### Travail à faire:
Selon le texte sur l'intelligence artificielle, la résolution adoptée par les parlementaires est basée sur le rapport de qui ?

22/10/2020 Commission permanente | Intelligence artificielle
Selon la Commission permanente, réunie par vidéoconférence, les Etats membres devraient anticiper l’impact de l’IA sur le travail humain et concevoir des stratégies nationales pour accompagner cette transition vers des types d’emploi où le binôme homme-machine occupe une plus grande place et où l’IA est un atout pour travailler avec plus de souplesse.
« Si l’IA peut faciliter le travail humain, elle peut aussi avoir pour effet de manipuler des décisions humaines, perturber l’accès au marché du travail, exacerber les inégalités socio-économiques, et porter atteinte à la dignité humaine et à l’égalité des chances », ont souligné les parlementaires, en adoptant une résolution basée sur le rapport de Stefan Schennach (Autriche, SOC).
Pour faire face aux effets potentiellement négatifs de l’IA et préserver la valeur sociale du travail, la Commission permanente préconise un cadre réglementaire qui favorise la complémentarité entre les applications d’IA et le travail humain, avec un contrôle humain dans la prise de décision ; la participation de l’Etat aux développements d’algorithmes et à leur contrôle ; et la mise en place d’une « éducation à l’IA » par des programmes d’éducation au numérique pour les jeunes et des parcours de formation tout au long de la vie pour tous.
Enfin, l’APCE a recommandé au Comité des ministres de lancer la préparation d’un instrument juridique européen complet sur l’IA qui couvrirait aussi le besoin d’une protection renforcée des droits sociaux liées au travail.

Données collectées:
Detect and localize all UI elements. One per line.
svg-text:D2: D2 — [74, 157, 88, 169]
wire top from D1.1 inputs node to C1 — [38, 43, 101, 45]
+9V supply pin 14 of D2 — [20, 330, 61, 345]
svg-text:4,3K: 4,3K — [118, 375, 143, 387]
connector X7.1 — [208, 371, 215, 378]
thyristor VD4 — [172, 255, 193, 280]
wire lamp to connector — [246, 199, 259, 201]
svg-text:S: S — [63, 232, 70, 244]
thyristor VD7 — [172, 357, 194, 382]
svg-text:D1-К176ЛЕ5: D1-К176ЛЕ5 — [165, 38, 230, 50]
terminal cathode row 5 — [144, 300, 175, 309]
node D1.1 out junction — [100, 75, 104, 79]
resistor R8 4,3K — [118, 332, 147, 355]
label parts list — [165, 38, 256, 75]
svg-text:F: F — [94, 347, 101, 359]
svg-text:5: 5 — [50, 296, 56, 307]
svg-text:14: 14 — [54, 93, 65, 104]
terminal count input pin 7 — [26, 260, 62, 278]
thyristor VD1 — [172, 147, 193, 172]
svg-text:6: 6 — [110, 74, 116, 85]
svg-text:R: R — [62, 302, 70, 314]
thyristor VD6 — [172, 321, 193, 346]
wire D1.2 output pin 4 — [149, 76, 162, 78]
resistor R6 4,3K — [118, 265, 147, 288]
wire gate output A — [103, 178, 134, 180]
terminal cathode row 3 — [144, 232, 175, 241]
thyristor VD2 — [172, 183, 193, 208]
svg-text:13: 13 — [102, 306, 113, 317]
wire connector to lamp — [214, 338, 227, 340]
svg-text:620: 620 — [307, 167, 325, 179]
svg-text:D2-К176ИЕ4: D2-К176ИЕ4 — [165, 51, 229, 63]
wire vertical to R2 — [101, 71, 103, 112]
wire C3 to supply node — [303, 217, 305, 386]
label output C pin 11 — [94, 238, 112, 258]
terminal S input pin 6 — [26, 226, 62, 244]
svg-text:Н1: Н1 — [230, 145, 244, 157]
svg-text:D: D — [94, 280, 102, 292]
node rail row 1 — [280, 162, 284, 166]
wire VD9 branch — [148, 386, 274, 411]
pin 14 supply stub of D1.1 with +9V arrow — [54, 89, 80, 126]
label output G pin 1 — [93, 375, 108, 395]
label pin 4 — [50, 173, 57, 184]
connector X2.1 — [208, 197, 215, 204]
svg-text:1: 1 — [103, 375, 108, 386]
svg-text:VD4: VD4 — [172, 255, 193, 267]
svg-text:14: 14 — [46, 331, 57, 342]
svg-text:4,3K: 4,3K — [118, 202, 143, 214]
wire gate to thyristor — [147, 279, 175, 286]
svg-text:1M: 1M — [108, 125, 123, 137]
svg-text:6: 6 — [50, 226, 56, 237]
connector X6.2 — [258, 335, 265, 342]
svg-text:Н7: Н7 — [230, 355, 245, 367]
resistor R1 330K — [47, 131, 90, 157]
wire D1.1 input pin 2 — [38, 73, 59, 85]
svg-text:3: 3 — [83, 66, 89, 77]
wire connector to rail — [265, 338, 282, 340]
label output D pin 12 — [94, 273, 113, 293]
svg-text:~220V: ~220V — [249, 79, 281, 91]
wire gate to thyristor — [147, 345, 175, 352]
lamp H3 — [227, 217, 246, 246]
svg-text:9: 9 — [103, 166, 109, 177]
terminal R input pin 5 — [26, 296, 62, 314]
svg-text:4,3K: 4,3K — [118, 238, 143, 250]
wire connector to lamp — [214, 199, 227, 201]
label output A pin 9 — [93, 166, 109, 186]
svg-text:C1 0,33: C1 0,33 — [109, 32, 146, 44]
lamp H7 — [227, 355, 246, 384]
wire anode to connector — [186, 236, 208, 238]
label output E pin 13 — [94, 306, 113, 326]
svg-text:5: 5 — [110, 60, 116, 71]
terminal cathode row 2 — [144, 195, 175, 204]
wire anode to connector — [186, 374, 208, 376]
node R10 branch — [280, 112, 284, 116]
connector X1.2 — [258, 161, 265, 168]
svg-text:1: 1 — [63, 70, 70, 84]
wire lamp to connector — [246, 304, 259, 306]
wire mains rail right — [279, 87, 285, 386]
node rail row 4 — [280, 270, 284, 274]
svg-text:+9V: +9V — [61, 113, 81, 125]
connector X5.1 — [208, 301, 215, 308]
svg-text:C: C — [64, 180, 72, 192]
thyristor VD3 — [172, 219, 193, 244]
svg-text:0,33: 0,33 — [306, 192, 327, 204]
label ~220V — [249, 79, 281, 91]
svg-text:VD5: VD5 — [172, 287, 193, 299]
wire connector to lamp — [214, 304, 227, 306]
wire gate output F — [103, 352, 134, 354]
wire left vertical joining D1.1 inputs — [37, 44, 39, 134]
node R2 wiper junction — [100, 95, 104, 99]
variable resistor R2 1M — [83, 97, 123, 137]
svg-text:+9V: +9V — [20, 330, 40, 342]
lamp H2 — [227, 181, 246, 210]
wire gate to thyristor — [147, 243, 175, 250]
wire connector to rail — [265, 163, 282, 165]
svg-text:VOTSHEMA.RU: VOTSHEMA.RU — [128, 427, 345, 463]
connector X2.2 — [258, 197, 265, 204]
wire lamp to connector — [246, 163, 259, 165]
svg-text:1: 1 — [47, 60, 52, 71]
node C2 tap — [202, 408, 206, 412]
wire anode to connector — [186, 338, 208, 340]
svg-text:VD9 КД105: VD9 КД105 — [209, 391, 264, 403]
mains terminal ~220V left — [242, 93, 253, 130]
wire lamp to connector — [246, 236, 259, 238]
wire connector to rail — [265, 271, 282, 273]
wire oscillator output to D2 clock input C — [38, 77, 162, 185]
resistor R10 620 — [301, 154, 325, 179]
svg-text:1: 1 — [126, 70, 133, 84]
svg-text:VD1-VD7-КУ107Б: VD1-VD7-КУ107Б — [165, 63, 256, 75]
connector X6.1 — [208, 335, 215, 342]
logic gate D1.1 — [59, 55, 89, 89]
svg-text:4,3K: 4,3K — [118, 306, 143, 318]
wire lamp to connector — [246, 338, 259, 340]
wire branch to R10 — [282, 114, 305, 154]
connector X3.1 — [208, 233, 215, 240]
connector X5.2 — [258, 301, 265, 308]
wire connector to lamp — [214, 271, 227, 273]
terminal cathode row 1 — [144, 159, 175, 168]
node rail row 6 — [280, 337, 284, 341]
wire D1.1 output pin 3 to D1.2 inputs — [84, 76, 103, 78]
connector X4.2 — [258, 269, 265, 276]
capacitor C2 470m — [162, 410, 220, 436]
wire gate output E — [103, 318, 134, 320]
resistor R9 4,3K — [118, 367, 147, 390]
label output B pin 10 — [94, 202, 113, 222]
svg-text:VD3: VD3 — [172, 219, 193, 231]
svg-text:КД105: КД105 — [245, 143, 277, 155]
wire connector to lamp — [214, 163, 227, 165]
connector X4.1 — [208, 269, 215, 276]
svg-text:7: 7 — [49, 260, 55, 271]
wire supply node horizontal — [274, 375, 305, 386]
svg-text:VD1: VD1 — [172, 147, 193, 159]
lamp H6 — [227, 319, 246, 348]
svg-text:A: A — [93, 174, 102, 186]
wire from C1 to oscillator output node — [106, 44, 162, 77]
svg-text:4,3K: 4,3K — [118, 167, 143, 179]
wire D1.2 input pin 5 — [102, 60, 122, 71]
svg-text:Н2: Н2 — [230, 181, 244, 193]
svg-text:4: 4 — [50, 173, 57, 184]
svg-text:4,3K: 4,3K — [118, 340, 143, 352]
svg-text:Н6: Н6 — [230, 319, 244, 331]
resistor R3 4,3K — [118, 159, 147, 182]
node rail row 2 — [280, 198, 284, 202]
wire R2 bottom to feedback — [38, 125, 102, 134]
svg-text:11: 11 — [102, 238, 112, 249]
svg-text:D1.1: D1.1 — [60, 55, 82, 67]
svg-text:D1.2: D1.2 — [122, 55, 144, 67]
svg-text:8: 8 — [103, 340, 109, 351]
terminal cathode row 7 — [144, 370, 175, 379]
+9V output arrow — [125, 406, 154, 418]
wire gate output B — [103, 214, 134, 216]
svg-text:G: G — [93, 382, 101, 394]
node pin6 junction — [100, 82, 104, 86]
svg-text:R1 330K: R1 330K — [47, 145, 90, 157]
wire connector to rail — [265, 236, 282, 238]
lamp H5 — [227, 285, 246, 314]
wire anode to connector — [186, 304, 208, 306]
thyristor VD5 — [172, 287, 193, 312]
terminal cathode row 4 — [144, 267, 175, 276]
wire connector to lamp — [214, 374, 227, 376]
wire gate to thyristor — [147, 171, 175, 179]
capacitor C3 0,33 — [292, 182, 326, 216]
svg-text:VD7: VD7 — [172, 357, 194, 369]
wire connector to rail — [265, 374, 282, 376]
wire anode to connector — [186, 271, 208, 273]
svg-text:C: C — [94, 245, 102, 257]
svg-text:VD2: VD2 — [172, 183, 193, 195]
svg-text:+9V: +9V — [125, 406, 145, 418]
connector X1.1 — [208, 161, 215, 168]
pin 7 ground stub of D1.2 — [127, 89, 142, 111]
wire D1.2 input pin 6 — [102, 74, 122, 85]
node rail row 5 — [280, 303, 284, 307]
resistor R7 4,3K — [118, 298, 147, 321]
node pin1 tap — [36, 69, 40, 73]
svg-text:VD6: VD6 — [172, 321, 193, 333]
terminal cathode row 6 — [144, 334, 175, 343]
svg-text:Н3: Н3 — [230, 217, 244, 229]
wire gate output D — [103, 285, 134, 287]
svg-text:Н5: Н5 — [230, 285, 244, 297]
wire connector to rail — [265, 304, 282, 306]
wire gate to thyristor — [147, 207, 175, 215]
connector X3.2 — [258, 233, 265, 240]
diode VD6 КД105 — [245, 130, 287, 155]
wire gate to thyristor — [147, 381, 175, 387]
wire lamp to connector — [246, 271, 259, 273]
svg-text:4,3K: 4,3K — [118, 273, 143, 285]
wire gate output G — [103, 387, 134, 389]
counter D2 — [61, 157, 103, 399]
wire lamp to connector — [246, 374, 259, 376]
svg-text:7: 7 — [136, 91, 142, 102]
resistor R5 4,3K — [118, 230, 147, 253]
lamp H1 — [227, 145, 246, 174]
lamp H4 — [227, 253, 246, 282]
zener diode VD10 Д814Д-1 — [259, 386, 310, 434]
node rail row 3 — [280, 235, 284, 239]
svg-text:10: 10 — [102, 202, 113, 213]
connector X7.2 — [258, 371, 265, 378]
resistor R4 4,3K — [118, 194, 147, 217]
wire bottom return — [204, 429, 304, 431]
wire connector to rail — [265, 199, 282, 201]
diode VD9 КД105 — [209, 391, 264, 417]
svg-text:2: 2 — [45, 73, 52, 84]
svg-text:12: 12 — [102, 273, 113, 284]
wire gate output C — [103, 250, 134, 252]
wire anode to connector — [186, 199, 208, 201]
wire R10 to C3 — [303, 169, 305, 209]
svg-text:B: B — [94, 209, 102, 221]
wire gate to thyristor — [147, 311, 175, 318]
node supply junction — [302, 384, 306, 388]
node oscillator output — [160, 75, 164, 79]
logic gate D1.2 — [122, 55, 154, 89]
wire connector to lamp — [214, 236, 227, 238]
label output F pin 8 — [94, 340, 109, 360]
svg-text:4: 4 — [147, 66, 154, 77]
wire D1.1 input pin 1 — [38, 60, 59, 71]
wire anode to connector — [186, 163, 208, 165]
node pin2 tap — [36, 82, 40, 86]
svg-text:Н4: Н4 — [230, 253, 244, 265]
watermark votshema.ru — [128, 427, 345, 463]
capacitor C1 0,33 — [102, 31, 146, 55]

### Espace réponse:
Sur le rapport de Stefan Schennach (Autriche, SOC).